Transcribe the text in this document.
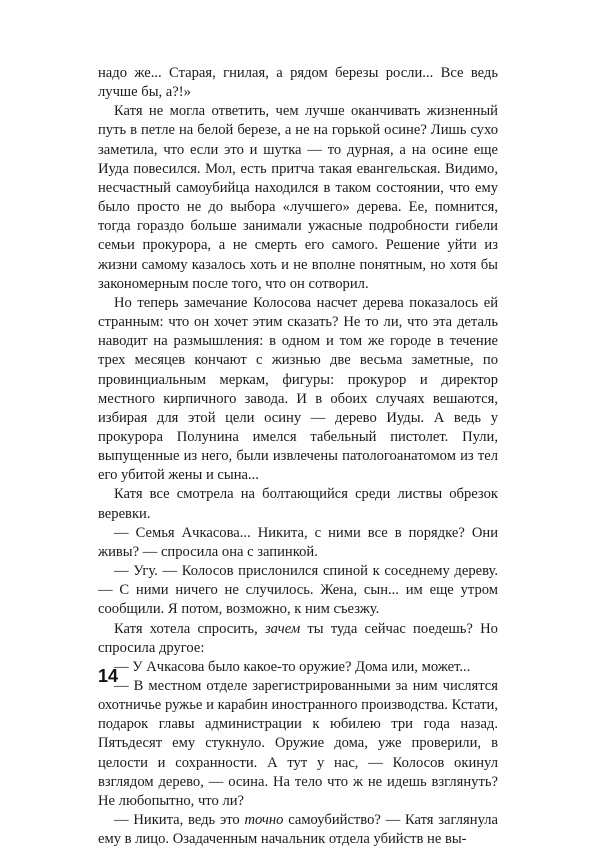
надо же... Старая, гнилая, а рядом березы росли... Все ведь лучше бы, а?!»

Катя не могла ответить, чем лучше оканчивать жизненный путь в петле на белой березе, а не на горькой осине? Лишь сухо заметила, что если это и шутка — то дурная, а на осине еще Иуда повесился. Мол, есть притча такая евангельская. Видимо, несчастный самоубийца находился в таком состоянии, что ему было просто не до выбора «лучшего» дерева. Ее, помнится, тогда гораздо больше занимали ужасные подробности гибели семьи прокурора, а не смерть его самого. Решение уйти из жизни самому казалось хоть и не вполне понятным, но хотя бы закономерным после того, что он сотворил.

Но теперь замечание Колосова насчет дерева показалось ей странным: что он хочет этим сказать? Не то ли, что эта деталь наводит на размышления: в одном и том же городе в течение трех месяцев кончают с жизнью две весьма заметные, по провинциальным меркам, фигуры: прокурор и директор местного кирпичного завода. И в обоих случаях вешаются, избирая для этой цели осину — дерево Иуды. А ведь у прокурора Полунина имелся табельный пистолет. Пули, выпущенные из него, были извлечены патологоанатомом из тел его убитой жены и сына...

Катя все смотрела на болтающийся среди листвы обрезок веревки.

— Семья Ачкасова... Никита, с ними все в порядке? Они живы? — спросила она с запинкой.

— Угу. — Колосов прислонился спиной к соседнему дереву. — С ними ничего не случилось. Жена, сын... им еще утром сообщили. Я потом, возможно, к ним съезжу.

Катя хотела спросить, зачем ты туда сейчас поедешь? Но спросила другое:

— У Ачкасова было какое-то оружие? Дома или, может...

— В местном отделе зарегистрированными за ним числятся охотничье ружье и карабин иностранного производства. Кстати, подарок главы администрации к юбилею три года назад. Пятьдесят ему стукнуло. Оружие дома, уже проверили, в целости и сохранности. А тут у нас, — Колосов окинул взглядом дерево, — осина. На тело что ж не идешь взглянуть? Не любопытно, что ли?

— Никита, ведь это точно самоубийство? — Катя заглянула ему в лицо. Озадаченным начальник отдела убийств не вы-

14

◇ ◇ ◇ ◇

● **Exercise details**
Transcribe the complete set of entries verbatim. No pictures belong in the copy.

● **Reply to the exercise**
Transcribe the text in this document.
надо же... Старая, гнилая, а рядом березы росли... Все ведь лучше бы, а?!»

Катя не могла ответить, чем лучше оканчивать жизненный путь в петле на белой березе, а не на горькой осине? Лишь сухо заметила, что если это и шутка — то дурная, а на осине еще Иуда повесился. Мол, есть притча такая евангельская. Видимо, несчастный самоубийца находился в таком состоянии, что ему было просто не до выбора «лучшего» дерева. Ее, помнится, тогда гораздо больше занимали ужасные подробности гибели семьи прокурора, а не смерть его самого. Решение уйти из жизни самому казалось хоть и не вполне понятным, но хотя бы закономерным после того, что он сотворил.

Но теперь замечание Колосова насчет дерева показалось ей странным: что он хочет этим сказать? Не то ли, что эта деталь наводит на размышления: в одном и том же городе в течение трех месяцев кончают с жизнью две весьма заметные, по провинциальным меркам, фигуры: прокурор и директор местного кирпичного завода. И в обоих случаях вешаются, избирая для этой цели осину — дерево Иуды. А ведь у прокурора Полунина имелся табельный пистолет. Пули, выпущенные из него, были извлечены патологоанатомом из тел его убитой жены и сына...

Катя все смотрела на болтающийся среди листвы обрезок веревки.

— Семья Ачкасова... Никита, с ними все в порядке? Они живы? — спросила она с запинкой.

— Угу. — Колосов прислонился спиной к соседнему дереву. — С ними ничего не случилось. Жена, сын... им еще утром сообщили. Я потом, возможно, к ним съезжу.

Катя хотела спросить, зачем ты туда сейчас поедешь? Но спросила другое:

— У Ачкасова было какое-то оружие? Дома или, может...

— В местном отделе зарегистрированными за ним числятся охотничье ружье и карабин иностранного производства. Кстати, подарок главы администрации к юбилею три года назад. Пятьдесят ему стукнуло. Оружие дома, уже проверили, в целости и сохранности. А тут у нас, — Колосов окинул взглядом дерево, — осина. На тело что ж не идешь взглянуть? Не любопытно, что ли?

— Никита, ведь это точно самоубийство? — Катя заглянула ему в лицо. Озадаченным начальник отдела убийств не вы-

14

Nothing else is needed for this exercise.